Take the listing and print it in full, exactly as given.

-------

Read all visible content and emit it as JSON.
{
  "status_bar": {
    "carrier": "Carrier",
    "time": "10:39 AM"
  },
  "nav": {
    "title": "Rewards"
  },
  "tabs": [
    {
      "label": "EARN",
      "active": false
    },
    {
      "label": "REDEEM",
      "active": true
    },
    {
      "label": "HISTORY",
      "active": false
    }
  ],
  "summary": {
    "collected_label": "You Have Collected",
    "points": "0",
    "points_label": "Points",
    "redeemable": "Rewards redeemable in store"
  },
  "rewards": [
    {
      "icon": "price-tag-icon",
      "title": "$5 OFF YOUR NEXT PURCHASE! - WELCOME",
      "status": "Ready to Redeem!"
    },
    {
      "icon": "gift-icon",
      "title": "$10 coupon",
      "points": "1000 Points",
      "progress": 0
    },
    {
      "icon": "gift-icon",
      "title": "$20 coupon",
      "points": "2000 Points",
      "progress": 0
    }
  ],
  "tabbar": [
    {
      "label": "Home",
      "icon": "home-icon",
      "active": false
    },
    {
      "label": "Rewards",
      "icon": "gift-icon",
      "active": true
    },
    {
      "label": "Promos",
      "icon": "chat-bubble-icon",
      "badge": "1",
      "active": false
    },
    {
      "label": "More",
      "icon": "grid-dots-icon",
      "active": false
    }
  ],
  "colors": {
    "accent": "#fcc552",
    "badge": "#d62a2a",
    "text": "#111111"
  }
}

-------

Output of the task =>
Read all visible content and emit it as JSON.
{
  "status_bar": {
    "carrier": "Carrier",
    "time": "10:39 AM"
  },
  "nav": {
    "title": "Rewards"
  },
  "tabs": [
    {
      "label": "EARN",
      "active": false
    },
    {
      "label": "REDEEM",
      "active": true
    },
    {
      "label": "HISTORY",
      "active": false
    }
  ],
  "summary": {
    "collected_label": "You Have Collected",
    "points": "0",
    "points_label": "Points",
    "redeemable": "Rewards redeemable in store"
  },
  "rewards": [
    {
      "icon": "price-tag-icon",
      "title": "$5 OFF YOUR NEXT PURCHASE! - WELCOME",
      "status": "Ready to Redeem!"
    },
    {
      "icon": "gift-icon",
      "title": "$10 coupon",
      "points": "1000 Points",
      "progress": 0
    },
    {
      "icon": "gift-icon",
      "title": "$20 coupon",
      "points": "2000 Points",
      "progress": 0
    }
  ],
  "tabbar": [
    {
      "label": "Home",
      "icon": "home-icon",
      "active": false
    },
    {
      "label": "Rewards",
      "icon": "gift-icon",
      "active": true
    },
    {
      "label": "Promos",
      "icon": "chat-bubble-icon",
      "badge": "1",
      "active": false
    },
    {
      "label": "More",
      "icon": "grid-dots-icon",
      "active": false
    }
  ],
  "colors": {
    "accent": "#fcc552",
    "badge": "#d62a2a",
    "text": "#111111"
  }
}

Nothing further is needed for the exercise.